◆ **Prompt**:
Reproduce the listing below without changes, except that pictures are left out.

---+---

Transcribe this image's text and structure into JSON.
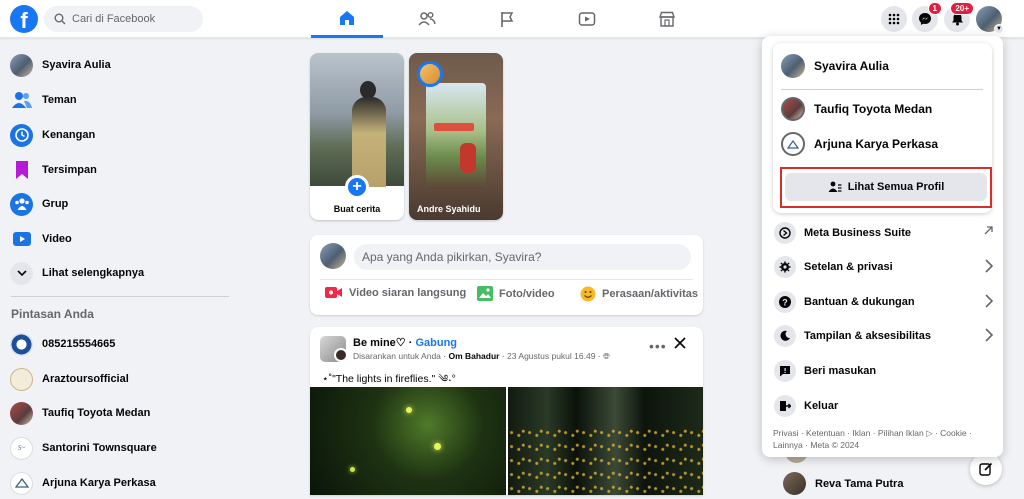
{
  "header": {
    "logo": "f",
    "search_placeholder": "Cari di Facebook",
    "messenger_badge": "1",
    "notif_badge": "20+"
  },
  "left_nav": {
    "items": [
      {
        "label": "Syavira Aulia",
        "icon": "profile-avatar"
      },
      {
        "label": "Teman",
        "icon": "friends-icon"
      },
      {
        "label": "Kenangan",
        "icon": "memories-icon"
      },
      {
        "label": "Tersimpan",
        "icon": "saved-icon"
      },
      {
        "label": "Grup",
        "icon": "groups-icon"
      },
      {
        "label": "Video",
        "icon": "video-icon"
      },
      {
        "label": "Lihat selengkapnya",
        "icon": "chevron-down-icon"
      }
    ],
    "shortcuts_title": "Pintasan Anda",
    "shortcuts": [
      {
        "label": "085215554665"
      },
      {
        "label": "Araztoursofficial"
      },
      {
        "label": "Taufiq Toyota Medan"
      },
      {
        "label": "Santorini Townsquare"
      },
      {
        "label": "Arjuna Karya Perkasa"
      }
    ]
  },
  "stories": [
    {
      "label": "Buat cerita"
    },
    {
      "label": "Andre Syahidu"
    }
  ],
  "composer": {
    "placeholder": "Apa yang Anda pikirkan, Syavira?",
    "actions": [
      {
        "label": "Video siaran langsung",
        "color": "#f02849"
      },
      {
        "label": "Foto/video",
        "color": "#45bd62"
      },
      {
        "label": "Perasaan/aktivitas",
        "color": "#f7b928"
      }
    ]
  },
  "post": {
    "author": "Be mine♡",
    "join_label": "Gabung",
    "meta_prefix": "Disarankan untuk Anda",
    "meta_author": "Om Bahadur",
    "meta_date": "23 Agustus pukul 16.49",
    "text": "⋆˚\"The lights in fireflies.\" ༄˖°"
  },
  "menu": {
    "current_profile": "Syavira Aulia",
    "profiles": [
      "Taufiq Toyota Medan",
      "Arjuna Karya Perkasa"
    ],
    "see_all_profiles": "Lihat Semua Profil",
    "items": [
      {
        "label": "Meta Business Suite",
        "icon": "meta-business-icon",
        "arrow": "external"
      },
      {
        "label": "Setelan & privasi",
        "icon": "gear-icon",
        "arrow": "chevron"
      },
      {
        "label": "Bantuan & dukungan",
        "icon": "help-icon",
        "arrow": "chevron"
      },
      {
        "label": "Tampilan & aksesibilitas",
        "icon": "moon-icon",
        "arrow": "chevron"
      },
      {
        "label": "Beri masukan",
        "icon": "feedback-icon",
        "arrow": "none"
      },
      {
        "label": "Keluar",
        "icon": "logout-icon",
        "arrow": "none"
      }
    ],
    "footer": "Privasi · Ketentuan · Iklan · Pilihan Iklan ▷ · Cookie · Lainnya · Meta © 2024"
  },
  "right_contacts": [
    {
      "label": "Reva Tama Putra"
    }
  ],
  "colors": {
    "accent": "#1877f2",
    "highlight_border": "#d32f2f",
    "badge": "#e41e3f"
  }
}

---+---

◆ **Exercise answer**:
Transcribe this image's text and structure into JSON.
{
  "header": {
    "logo": "f",
    "search_placeholder": "Cari di Facebook",
    "messenger_badge": "1",
    "notif_badge": "20+"
  },
  "left_nav": {
    "items": [
      {
        "label": "Syavira Aulia",
        "icon": "profile-avatar"
      },
      {
        "label": "Teman",
        "icon": "friends-icon"
      },
      {
        "label": "Kenangan",
        "icon": "memories-icon"
      },
      {
        "label": "Tersimpan",
        "icon": "saved-icon"
      },
      {
        "label": "Grup",
        "icon": "groups-icon"
      },
      {
        "label": "Video",
        "icon": "video-icon"
      },
      {
        "label": "Lihat selengkapnya",
        "icon": "chevron-down-icon"
      }
    ],
    "shortcuts_title": "Pintasan Anda",
    "shortcuts": [
      {
        "label": "085215554665"
      },
      {
        "label": "Araztoursofficial"
      },
      {
        "label": "Taufiq Toyota Medan"
      },
      {
        "label": "Santorini Townsquare"
      },
      {
        "label": "Arjuna Karya Perkasa"
      }
    ]
  },
  "stories": [
    {
      "label": "Buat cerita"
    },
    {
      "label": "Andre Syahidu"
    }
  ],
  "composer": {
    "placeholder": "Apa yang Anda pikirkan, Syavira?",
    "actions": [
      {
        "label": "Video siaran langsung",
        "color": "#f02849"
      },
      {
        "label": "Foto/video",
        "color": "#45bd62"
      },
      {
        "label": "Perasaan/aktivitas",
        "color": "#f7b928"
      }
    ]
  },
  "post": {
    "author": "Be mine♡",
    "join_label": "Gabung",
    "meta_prefix": "Disarankan untuk Anda",
    "meta_author": "Om Bahadur",
    "meta_date": "23 Agustus pukul 16.49",
    "text": "⋆˚\"The lights in fireflies.\" ༄˖°"
  },
  "menu": {
    "current_profile": "Syavira Aulia",
    "profiles": [
      "Taufiq Toyota Medan",
      "Arjuna Karya Perkasa"
    ],
    "see_all_profiles": "Lihat Semua Profil",
    "items": [
      {
        "label": "Meta Business Suite",
        "icon": "meta-business-icon",
        "arrow": "external"
      },
      {
        "label": "Setelan & privasi",
        "icon": "gear-icon",
        "arrow": "chevron"
      },
      {
        "label": "Bantuan & dukungan",
        "icon": "help-icon",
        "arrow": "chevron"
      },
      {
        "label": "Tampilan & aksesibilitas",
        "icon": "moon-icon",
        "arrow": "chevron"
      },
      {
        "label": "Beri masukan",
        "icon": "feedback-icon",
        "arrow": "none"
      },
      {
        "label": "Keluar",
        "icon": "logout-icon",
        "arrow": "none"
      }
    ],
    "footer": "Privasi · Ketentuan · Iklan · Pilihan Iklan ▷ · Cookie · Lainnya · Meta © 2024"
  },
  "right_contacts": [
    {
      "label": "Reva Tama Putra"
    }
  ],
  "colors": {
    "accent": "#1877f2",
    "highlight_border": "#d32f2f",
    "badge": "#e41e3f"
  }
}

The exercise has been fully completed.